Output the data word for word, dropping every image.

****************************************

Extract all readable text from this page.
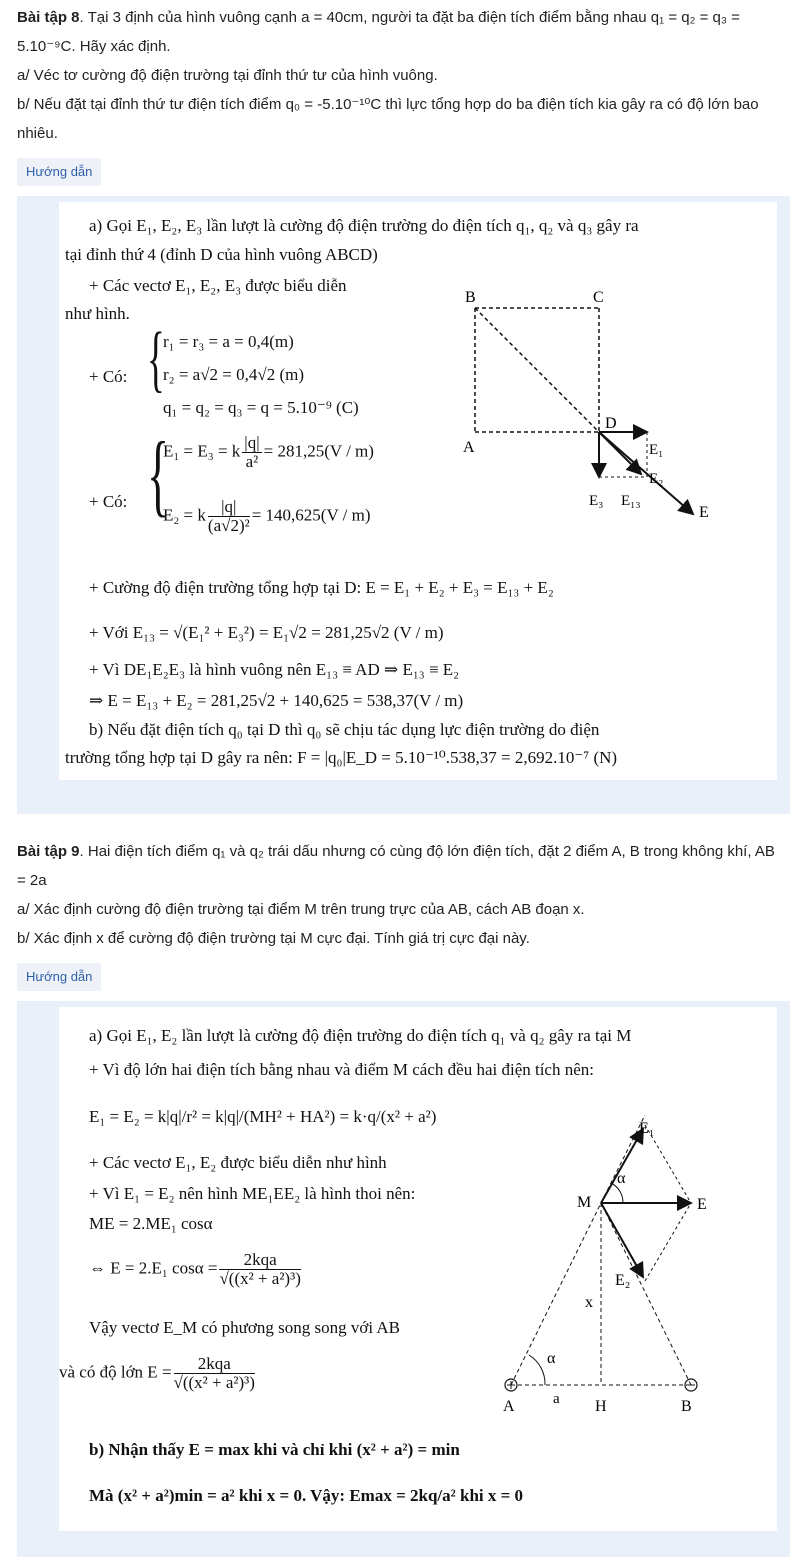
Bài tập 8. Tại 3 định của hình vuông cạnh a = 40cm, người ta đặt ba điện tích điểm bằng nhau q₁ = q₂ = q₃ = 5.10⁻⁹C. Hãy xác định.

a/ Véc tơ cường độ điện trường tại đỉnh thứ tư của hình vuông.

b/ Nếu đặt tại đỉnh thứ tư điện tích điểm q₀ = -5.10⁻¹⁰C thì lực tổng hợp do ba điện tích kia gây ra có độ lớn bao nhiêu.

Hướng dẫn
a) Gọi E₁, E₂, E₃ lần lượt là cường độ điện trường do điện tích q₁, q₂ và q₃ gây ra
tại đỉnh thứ 4 (đỉnh D của hình vuông ABCD)
+ Các vectơ E₁, E₂, E₃ được biểu diễn
như hình.
+ Có: {
r₁ = r₃ = a = 0,4(m)
r₂ = a√2 = 0,4√2 (m)
q₁ = q₂ = q₃ = q = 5.10⁻⁹ (C)
+ Có: {
E₁ = E₃ = k $\frac{|q|}{\text{a²}} = 281,25(V / m)$
E₂ = k $\frac{|q|}{\text{(a√2)²}} = 140,625(V / m)$
+ Cường độ điện trường tổng hợp tại D: E = E₁ + E₂ + E₃ = E₁₃ + E₂
+ Với E₁₃ = √(E₁² + E₃²) = E₁√2 = 281,25√2 (V / m)
+ Vì DE₁E₂E₃ là hình vuông nên E₁₃ ≡ AD ⇒ E₁₃ ≡ E₂
⇒ E = E₁₃ + E₂ = 281,25√2 + 140,625 = 538,37(V / m)
b) Nếu đặt điện tích q₀ tại D thì q₀ sẽ chịu tác dụng lực điện trường do điện
trường tổng hợp tại D gây ra nên: F = |q₀|E_D = 5.10⁻¹⁰.538,37 = 2,692.10⁻⁷ (N)
B	C
A
D
E₁
E₂
E₃ E₁₃
E

Bài tập 9. Hai điện tích điểm q₁ và q₂ trái dấu nhưng có cùng độ lớn điện tích, đặt 2 điểm A, B trong không khí, AB = 2a

a/ Xác định cường độ điện trường tại điểm M trên trung trực của AB, cách AB đoạn x.

b/ Xác định x để cường độ điện trường tại M cực đại. Tính giá trị cực đại này.

Hướng dẫn
a) Gọi E₁, E₂ lần lượt là cường độ điện trường do điện tích q₁ và q₂ gây ra tại M
+ Vì độ lớn hai điện tích bằng nhau và điểm M cách đều hai điện tích nên:
E₁ = E₂ = k|q|/r² = k|q|/(MH² + HA²) = k·q/(x² + a²)
+ Các vectơ E₁, E₂ được biểu diễn như hình
+ Vì E₁ = E₂ nên hình ME₁EE₂ là hình thoi nên:
ME = 2.ME₁ cosα
⇔ E = 2.E₁ $\cos\alpha = \frac{\text{2kqa}}{\text{√((x² + a²)³)}}$
Vậy vectơ E_M có phương song song với AB
và có độ lớn $E = \frac{\text{2kqa}}{\text{√((x² + a²)³)}}$
b) Nhận thấy E = max khi và chỉ khi (x² + a²) = min
Mà (x² + a²)min = a² khi x = 0. Vậy: Emax = 2kq/a² khi x = 0
E₁
E₂
E
M
α
α
x
A	B
H
a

****************************************

RESULT BELOW:
Extract all readable text from this page.
Bài tập 8. Tại 3 định của hình vuông cạnh a = 40cm, người ta đặt ba điện tích điểm bằng nhau q₁ = q₂ = q₃ = 5.10⁻⁹C. Hãy xác định.

a/ Véc tơ cường độ điện trường tại đỉnh thứ tư của hình vuông.

b/ Nếu đặt tại đỉnh thứ tư điện tích điểm q₀ = -5.10⁻¹⁰C thì lực tổng hợp do ba điện tích kia gây ra có độ lớn bao nhiêu.

Hướng dẫn
a) Gọi E₁, E₂, E₃ lần lượt là cường độ điện trường do điện tích q₁, q₂ và q₃ gây ra
tại đỉnh thứ 4 (đỉnh D của hình vuông ABCD)
+ Các vectơ E₁, E₂, E₃ được biểu diễn
như hình.
+ Có: {
r₁ = r₃ = a = 0,4(m)
r₂ = a√2 = 0,4√2 (m)
q₁ = q₂ = q₃ = q = 5.10⁻⁹ (C)
+ Có: {
E₁ = E₃ = k $\frac{|q|}{\text{a²}} = 281,25(V / m)$
E₂ = k $\frac{|q|}{\text{(a√2)²}} = 140,625(V / m)$
+ Cường độ điện trường tổng hợp tại D: E = E₁ + E₂ + E₃ = E₁₃ + E₂
+ Với E₁₃ = √(E₁² + E₃²) = E₁√2 = 281,25√2 (V / m)
+ Vì DE₁E₂E₃ là hình vuông nên E₁₃ ≡ AD ⇒ E₁₃ ≡ E₂
⇒ E = E₁₃ + E₂ = 281,25√2 + 140,625 = 538,37(V / m)
b) Nếu đặt điện tích q₀ tại D thì q₀ sẽ chịu tác dụng lực điện trường do điện
trường tổng hợp tại D gây ra nên: F = |q₀|E_D = 5.10⁻¹⁰.538,37 = 2,692.10⁻⁷ (N)
B	C
A
D
E₁
E₂
E₃ E₁₃
E

Bài tập 9. Hai điện tích điểm q₁ và q₂ trái dấu nhưng có cùng độ lớn điện tích, đặt 2 điểm A, B trong không khí, AB = 2a

a/ Xác định cường độ điện trường tại điểm M trên trung trực của AB, cách AB đoạn x.

b/ Xác định x để cường độ điện trường tại M cực đại. Tính giá trị cực đại này.

Hướng dẫn
a) Gọi E₁, E₂ lần lượt là cường độ điện trường do điện tích q₁ và q₂ gây ra tại M
+ Vì độ lớn hai điện tích bằng nhau và điểm M cách đều hai điện tích nên:
E₁ = E₂ = k|q|/r² = k|q|/(MH² + HA²) = k·q/(x² + a²)
+ Các vectơ E₁, E₂ được biểu diễn như hình
+ Vì E₁ = E₂ nên hình ME₁EE₂ là hình thoi nên:
ME = 2.ME₁ cosα
⇔ E = 2.E₁ $\cos\alpha = \frac{\text{2kqa}}{\text{√((x² + a²)³)}}$
Vậy vectơ E_M có phương song song với AB
và có độ lớn $E = \frac{\text{2kqa}}{\text{√((x² + a²)³)}}$
b) Nhận thấy E = max khi và chỉ khi (x² + a²) = min
Mà (x² + a²)min = a² khi x = 0. Vậy: Emax = 2kq/a² khi x = 0
E₁
E₂
E
M
α
α
x
A	B
H
a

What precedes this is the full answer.